● **REQUEST**
Set down the full listing exactly as given. Any pictures are to be left out.

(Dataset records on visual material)
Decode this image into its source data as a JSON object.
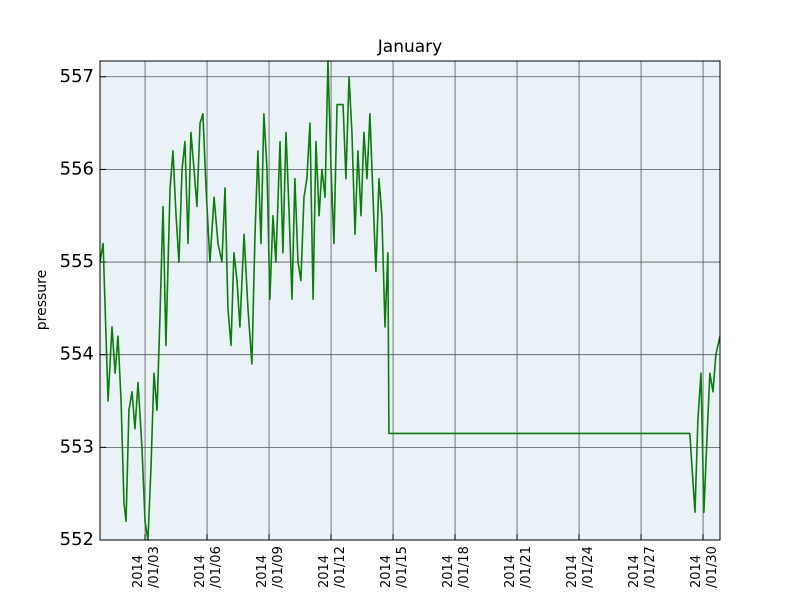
{
  "chart_data": {
    "type": "line",
    "title": "January",
    "y_label": "pressure",
    "x": [
      0.82,
      0.97,
      1.21,
      1.4,
      1.55,
      1.69,
      1.84,
      1.98,
      2.08,
      2.22,
      2.37,
      2.51,
      2.66,
      2.85,
      3.0,
      3.14,
      3.29,
      3.43,
      3.58,
      3.72,
      3.87,
      4.01,
      4.21,
      4.35,
      4.5,
      4.64,
      4.79,
      4.93,
      5.08,
      5.22,
      5.37,
      5.51,
      5.66,
      5.8,
      5.95,
      6.14,
      6.34,
      6.53,
      6.72,
      6.87,
      7.01,
      7.16,
      7.3,
      7.45,
      7.59,
      7.79,
      7.98,
      8.17,
      8.32,
      8.46,
      8.61,
      8.75,
      8.9,
      9.04,
      9.19,
      9.33,
      9.53,
      9.67,
      9.82,
      9.96,
      10.11,
      10.25,
      10.4,
      10.54,
      10.69,
      10.83,
      10.98,
      11.13,
      11.27,
      11.42,
      11.56,
      11.71,
      11.85,
      12.0,
      12.14,
      12.29,
      12.43,
      12.58,
      12.72,
      12.87,
      13.01,
      13.16,
      13.3,
      13.45,
      13.59,
      13.74,
      13.88,
      14.03,
      14.17,
      14.32,
      14.46,
      14.61,
      14.75,
      14.8,
      29.36,
      29.46,
      29.61,
      29.75,
      29.9,
      30.04,
      30.19,
      30.33,
      30.48,
      30.62,
      30.82
    ],
    "series": [
      {
        "name": "pressure",
        "color": "#0a7d0a",
        "values": [
          555.0,
          555.2,
          553.5,
          554.3,
          553.8,
          554.2,
          553.5,
          552.4,
          552.2,
          553.4,
          553.6,
          553.2,
          553.7,
          553.0,
          552.2,
          552.0,
          552.8,
          553.8,
          553.4,
          554.4,
          555.6,
          554.1,
          555.8,
          556.2,
          555.5,
          555.0,
          556.0,
          556.3,
          555.2,
          556.4,
          556.0,
          555.6,
          556.5,
          556.6,
          555.8,
          555.0,
          555.7,
          555.2,
          555.0,
          555.8,
          554.5,
          554.1,
          555.1,
          554.8,
          554.3,
          555.3,
          554.5,
          553.9,
          555.3,
          556.2,
          555.2,
          556.6,
          556.0,
          554.6,
          555.5,
          555.0,
          556.3,
          555.1,
          556.4,
          555.6,
          554.6,
          555.9,
          555.0,
          554.8,
          555.7,
          555.9,
          556.5,
          554.6,
          556.3,
          555.5,
          556.0,
          555.7,
          557.17,
          556.0,
          555.2,
          556.7,
          556.7,
          556.7,
          555.9,
          557.0,
          556.4,
          555.3,
          556.2,
          555.5,
          556.4,
          555.9,
          556.6,
          555.7,
          554.9,
          555.9,
          555.5,
          554.3,
          555.1,
          553.15,
          553.15,
          552.8,
          552.3,
          553.3,
          553.8,
          552.3,
          553.1,
          553.8,
          553.6,
          554.0,
          554.2
        ]
      }
    ],
    "xlim": [
      0.82,
      30.82
    ],
    "ylim": [
      552,
      557.17
    ],
    "xticks": [
      {
        "value": 3,
        "label": [
          "2014",
          "/01/03"
        ]
      },
      {
        "value": 6,
        "label": [
          "2014",
          "/01/06"
        ]
      },
      {
        "value": 9,
        "label": [
          "2014",
          "/01/09"
        ]
      },
      {
        "value": 12,
        "label": [
          "2014",
          "/01/12"
        ]
      },
      {
        "value": 15,
        "label": [
          "2014",
          "/01/15"
        ]
      },
      {
        "value": 18,
        "label": [
          "2014",
          "/01/18"
        ]
      },
      {
        "value": 21,
        "label": [
          "2014",
          "/01/21"
        ]
      },
      {
        "value": 24,
        "label": [
          "2014",
          "/01/24"
        ]
      },
      {
        "value": 27,
        "label": [
          "2014",
          "/01/27"
        ]
      },
      {
        "value": 30,
        "label": [
          "2014",
          "/01/30"
        ]
      }
    ],
    "yticks": [
      552,
      553,
      554,
      555,
      556,
      557
    ],
    "grid": true,
    "background": "#eaf2f8"
  }
}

● **FINAL RESULT**
Decode this image into its source data as a JSON object.
{
  "chart_data": {
    "type": "line",
    "title": "January",
    "y_label": "pressure",
    "x": [
      0.82,
      0.97,
      1.21,
      1.4,
      1.55,
      1.69,
      1.84,
      1.98,
      2.08,
      2.22,
      2.37,
      2.51,
      2.66,
      2.85,
      3.0,
      3.14,
      3.29,
      3.43,
      3.58,
      3.72,
      3.87,
      4.01,
      4.21,
      4.35,
      4.5,
      4.64,
      4.79,
      4.93,
      5.08,
      5.22,
      5.37,
      5.51,
      5.66,
      5.8,
      5.95,
      6.14,
      6.34,
      6.53,
      6.72,
      6.87,
      7.01,
      7.16,
      7.3,
      7.45,
      7.59,
      7.79,
      7.98,
      8.17,
      8.32,
      8.46,
      8.61,
      8.75,
      8.9,
      9.04,
      9.19,
      9.33,
      9.53,
      9.67,
      9.82,
      9.96,
      10.11,
      10.25,
      10.4,
      10.54,
      10.69,
      10.83,
      10.98,
      11.13,
      11.27,
      11.42,
      11.56,
      11.71,
      11.85,
      12.0,
      12.14,
      12.29,
      12.43,
      12.58,
      12.72,
      12.87,
      13.01,
      13.16,
      13.3,
      13.45,
      13.59,
      13.74,
      13.88,
      14.03,
      14.17,
      14.32,
      14.46,
      14.61,
      14.75,
      14.8,
      29.36,
      29.46,
      29.61,
      29.75,
      29.9,
      30.04,
      30.19,
      30.33,
      30.48,
      30.62,
      30.82
    ],
    "series": [
      {
        "name": "pressure",
        "color": "#0a7d0a",
        "values": [
          555.0,
          555.2,
          553.5,
          554.3,
          553.8,
          554.2,
          553.5,
          552.4,
          552.2,
          553.4,
          553.6,
          553.2,
          553.7,
          553.0,
          552.2,
          552.0,
          552.8,
          553.8,
          553.4,
          554.4,
          555.6,
          554.1,
          555.8,
          556.2,
          555.5,
          555.0,
          556.0,
          556.3,
          555.2,
          556.4,
          556.0,
          555.6,
          556.5,
          556.6,
          555.8,
          555.0,
          555.7,
          555.2,
          555.0,
          555.8,
          554.5,
          554.1,
          555.1,
          554.8,
          554.3,
          555.3,
          554.5,
          553.9,
          555.3,
          556.2,
          555.2,
          556.6,
          556.0,
          554.6,
          555.5,
          555.0,
          556.3,
          555.1,
          556.4,
          555.6,
          554.6,
          555.9,
          555.0,
          554.8,
          555.7,
          555.9,
          556.5,
          554.6,
          556.3,
          555.5,
          556.0,
          555.7,
          557.17,
          556.0,
          555.2,
          556.7,
          556.7,
          556.7,
          555.9,
          557.0,
          556.4,
          555.3,
          556.2,
          555.5,
          556.4,
          555.9,
          556.6,
          555.7,
          554.9,
          555.9,
          555.5,
          554.3,
          555.1,
          553.15,
          553.15,
          552.8,
          552.3,
          553.3,
          553.8,
          552.3,
          553.1,
          553.8,
          553.6,
          554.0,
          554.2
        ]
      }
    ],
    "xlim": [
      0.82,
      30.82
    ],
    "ylim": [
      552,
      557.17
    ],
    "xticks": [
      {
        "value": 3,
        "label": [
          "2014",
          "/01/03"
        ]
      },
      {
        "value": 6,
        "label": [
          "2014",
          "/01/06"
        ]
      },
      {
        "value": 9,
        "label": [
          "2014",
          "/01/09"
        ]
      },
      {
        "value": 12,
        "label": [
          "2014",
          "/01/12"
        ]
      },
      {
        "value": 15,
        "label": [
          "2014",
          "/01/15"
        ]
      },
      {
        "value": 18,
        "label": [
          "2014",
          "/01/18"
        ]
      },
      {
        "value": 21,
        "label": [
          "2014",
          "/01/21"
        ]
      },
      {
        "value": 24,
        "label": [
          "2014",
          "/01/24"
        ]
      },
      {
        "value": 27,
        "label": [
          "2014",
          "/01/27"
        ]
      },
      {
        "value": 30,
        "label": [
          "2014",
          "/01/30"
        ]
      }
    ],
    "yticks": [
      552,
      553,
      554,
      555,
      556,
      557
    ],
    "grid": true,
    "background": "#eaf2f8"
  }
}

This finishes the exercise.